▶ **Set exercise**: Repeat the entire listing exactly.
============================================================
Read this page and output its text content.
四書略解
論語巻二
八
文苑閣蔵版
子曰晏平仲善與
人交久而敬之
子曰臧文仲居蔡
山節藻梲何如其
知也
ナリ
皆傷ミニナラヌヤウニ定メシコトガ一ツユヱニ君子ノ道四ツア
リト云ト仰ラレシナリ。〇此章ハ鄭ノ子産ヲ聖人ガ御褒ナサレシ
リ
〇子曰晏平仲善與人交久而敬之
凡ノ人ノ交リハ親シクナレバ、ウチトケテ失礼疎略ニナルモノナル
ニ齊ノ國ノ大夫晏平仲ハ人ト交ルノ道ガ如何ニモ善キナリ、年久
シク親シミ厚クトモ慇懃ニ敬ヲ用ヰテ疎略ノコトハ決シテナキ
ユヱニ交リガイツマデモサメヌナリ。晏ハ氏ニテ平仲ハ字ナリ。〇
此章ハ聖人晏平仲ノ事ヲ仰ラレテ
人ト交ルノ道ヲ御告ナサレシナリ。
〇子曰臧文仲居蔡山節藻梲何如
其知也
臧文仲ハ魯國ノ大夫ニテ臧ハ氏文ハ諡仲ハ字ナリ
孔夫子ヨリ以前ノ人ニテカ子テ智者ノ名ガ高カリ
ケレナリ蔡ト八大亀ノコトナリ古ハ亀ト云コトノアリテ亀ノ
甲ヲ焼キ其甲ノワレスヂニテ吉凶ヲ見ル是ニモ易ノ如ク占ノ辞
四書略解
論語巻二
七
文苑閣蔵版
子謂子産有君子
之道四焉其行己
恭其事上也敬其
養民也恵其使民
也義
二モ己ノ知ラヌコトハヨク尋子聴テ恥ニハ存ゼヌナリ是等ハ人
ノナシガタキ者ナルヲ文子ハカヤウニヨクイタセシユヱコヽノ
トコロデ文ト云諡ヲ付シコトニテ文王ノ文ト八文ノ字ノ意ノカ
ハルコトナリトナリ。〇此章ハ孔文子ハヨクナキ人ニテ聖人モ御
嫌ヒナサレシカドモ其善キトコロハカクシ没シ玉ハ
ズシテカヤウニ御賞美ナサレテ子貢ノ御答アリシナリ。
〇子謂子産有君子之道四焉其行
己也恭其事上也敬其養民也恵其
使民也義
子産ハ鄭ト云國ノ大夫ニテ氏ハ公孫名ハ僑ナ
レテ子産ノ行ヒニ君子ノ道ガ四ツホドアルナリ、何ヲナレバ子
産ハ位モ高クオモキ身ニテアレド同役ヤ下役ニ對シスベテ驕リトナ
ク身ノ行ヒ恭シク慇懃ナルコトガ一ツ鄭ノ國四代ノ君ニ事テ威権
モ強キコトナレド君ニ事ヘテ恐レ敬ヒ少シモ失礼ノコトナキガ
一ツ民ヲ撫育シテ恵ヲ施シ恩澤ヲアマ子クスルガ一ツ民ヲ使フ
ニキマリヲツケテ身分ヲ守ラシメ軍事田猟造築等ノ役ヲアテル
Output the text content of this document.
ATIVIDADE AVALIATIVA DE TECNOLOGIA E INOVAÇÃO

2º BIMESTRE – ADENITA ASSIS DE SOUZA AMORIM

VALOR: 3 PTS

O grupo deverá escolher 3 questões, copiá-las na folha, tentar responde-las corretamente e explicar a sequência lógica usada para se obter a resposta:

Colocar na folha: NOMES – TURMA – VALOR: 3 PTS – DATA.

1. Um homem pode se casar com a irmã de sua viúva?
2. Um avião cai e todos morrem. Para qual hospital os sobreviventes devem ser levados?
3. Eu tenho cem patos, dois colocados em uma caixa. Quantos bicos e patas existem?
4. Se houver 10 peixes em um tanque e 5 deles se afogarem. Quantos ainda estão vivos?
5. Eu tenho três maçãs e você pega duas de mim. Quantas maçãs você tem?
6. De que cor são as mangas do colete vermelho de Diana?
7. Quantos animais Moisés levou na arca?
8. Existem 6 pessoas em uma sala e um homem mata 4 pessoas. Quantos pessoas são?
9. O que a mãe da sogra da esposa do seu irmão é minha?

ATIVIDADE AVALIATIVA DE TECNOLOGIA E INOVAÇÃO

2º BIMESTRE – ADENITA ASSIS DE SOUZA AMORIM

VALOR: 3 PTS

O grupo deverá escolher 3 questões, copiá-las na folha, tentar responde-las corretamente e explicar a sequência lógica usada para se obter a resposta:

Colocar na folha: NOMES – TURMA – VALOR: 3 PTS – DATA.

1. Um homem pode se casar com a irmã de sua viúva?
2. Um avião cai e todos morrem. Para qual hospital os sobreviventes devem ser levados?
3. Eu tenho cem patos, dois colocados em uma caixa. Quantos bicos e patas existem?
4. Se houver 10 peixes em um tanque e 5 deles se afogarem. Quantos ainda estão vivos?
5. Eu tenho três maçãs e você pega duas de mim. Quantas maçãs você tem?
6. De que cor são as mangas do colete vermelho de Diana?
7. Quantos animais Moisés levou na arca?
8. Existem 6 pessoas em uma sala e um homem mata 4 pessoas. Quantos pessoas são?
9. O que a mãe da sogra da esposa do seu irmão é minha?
============================================================
▶ **Finished answer**:
Read this page and output its text content.
四書略解
論語巻二
八
文苑閣蔵版
子曰晏平仲善與
人交久而敬之
子曰臧文仲居蔡
山節藻梲何如其
知也
ナリ
皆傷ミニナラヌヤウニ定メシコトガ一ツユヱニ君子ノ道四ツア
リト云ト仰ラレシナリ。〇此章ハ鄭ノ子産ヲ聖人ガ御褒ナサレシ
リ
〇子曰晏平仲善與人交久而敬之
凡ノ人ノ交リハ親シクナレバ、ウチトケテ失礼疎略ニナルモノナル
ニ齊ノ國ノ大夫晏平仲ハ人ト交ルノ道ガ如何ニモ善キナリ、年久
シク親シミ厚クトモ慇懃ニ敬ヲ用ヰテ疎略ノコトハ決シテナキ
ユヱニ交リガイツマデモサメヌナリ。晏ハ氏ニテ平仲ハ字ナリ。〇
此章ハ聖人晏平仲ノ事ヲ仰ラレテ
人ト交ルノ道ヲ御告ナサレシナリ。
〇子曰臧文仲居蔡山節藻梲何如
其知也
臧文仲ハ魯國ノ大夫ニテ臧ハ氏文ハ諡仲ハ字ナリ
孔夫子ヨリ以前ノ人ニテカ子テ智者ノ名ガ高カリ
ケレナリ蔡ト八大亀ノコトナリ古ハ亀ト云コトノアリテ亀ノ
甲ヲ焼キ其甲ノワレスヂニテ吉凶ヲ見ル是ニモ易ノ如ク占ノ辞
四書略解
論語巻二
七
文苑閣蔵版
子謂子産有君子
之道四焉其行己
恭其事上也敬其
養民也恵其使民
也義
二モ己ノ知ラヌコトハヨク尋子聴テ恥ニハ存ゼヌナリ是等ハ人
ノナシガタキ者ナルヲ文子ハカヤウニヨクイタセシユヱコヽノ
トコロデ文ト云諡ヲ付シコトニテ文王ノ文ト八文ノ字ノ意ノカ
ハルコトナリトナリ。〇此章ハ孔文子ハヨクナキ人ニテ聖人モ御
嫌ヒナサレシカドモ其善キトコロハカクシ没シ玉ハ
ズシテカヤウニ御賞美ナサレテ子貢ノ御答アリシナリ。
〇子謂子産有君子之道四焉其行
己也恭其事上也敬其養民也恵其
使民也義
子産ハ鄭ト云國ノ大夫ニテ氏ハ公孫名ハ僑ナ
レテ子産ノ行ヒニ君子ノ道ガ四ツホドアルナリ、何ヲナレバ子
産ハ位モ高クオモキ身ニテアレド同役ヤ下役ニ對シスベテ驕リトナ
ク身ノ行ヒ恭シク慇懃ナルコトガ一ツ鄭ノ國四代ノ君ニ事テ威権
モ強キコトナレド君ニ事ヘテ恐レ敬ヒ少シモ失礼ノコトナキガ
一ツ民ヲ撫育シテ恵ヲ施シ恩澤ヲアマ子クスルガ一ツ民ヲ使フ
ニキマリヲツケテ身分ヲ守ラシメ軍事田猟造築等ノ役ヲアテル
Output the text content of this document.
ATIVIDADE AVALIATIVA DE TECNOLOGIA E INOVAÇÃO

2º BIMESTRE – ADENITA ASSIS DE SOUZA AMORIM

VALOR: 3 PTS

O grupo deverá escolher 3 questões, copiá-las na folha, tentar responde-las corretamente e explicar a sequência lógica usada para se obter a resposta:

Colocar na folha: NOMES – TURMA – VALOR: 3 PTS – DATA.

1. Um homem pode se casar com a irmã de sua viúva?
2. Um avião cai e todos morrem. Para qual hospital os sobreviventes devem ser levados?
3. Eu tenho cem patos, dois colocados em uma caixa. Quantos bicos e patas existem?
4. Se houver 10 peixes em um tanque e 5 deles se afogarem. Quantos ainda estão vivos?
5. Eu tenho três maçãs e você pega duas de mim. Quantas maçãs você tem?
6. De que cor são as mangas do colete vermelho de Diana?
7. Quantos animais Moisés levou na arca?
8. Existem 6 pessoas em uma sala e um homem mata 4 pessoas. Quantos pessoas são?
9. O que a mãe da sogra da esposa do seu irmão é minha?

ATIVIDADE AVALIATIVA DE TECNOLOGIA E INOVAÇÃO

2º BIMESTRE – ADENITA ASSIS DE SOUZA AMORIM

VALOR: 3 PTS

O grupo deverá escolher 3 questões, copiá-las na folha, tentar responde-las corretamente e explicar a sequência lógica usada para se obter a resposta:

Colocar na folha: NOMES – TURMA – VALOR: 3 PTS – DATA.

1. Um homem pode se casar com a irmã de sua viúva?
2. Um avião cai e todos morrem. Para qual hospital os sobreviventes devem ser levados?
3. Eu tenho cem patos, dois colocados em uma caixa. Quantos bicos e patas existem?
4. Se houver 10 peixes em um tanque e 5 deles se afogarem. Quantos ainda estão vivos?
5. Eu tenho três maçãs e você pega duas de mim. Quantas maçãs você tem?
6. De que cor são as mangas do colete vermelho de Diana?
7. Quantos animais Moisés levou na arca?
8. Existem 6 pessoas em uma sala e um homem mata 4 pessoas. Quantos pessoas são?
9. O que a mãe da sogra da esposa do seu irmão é minha?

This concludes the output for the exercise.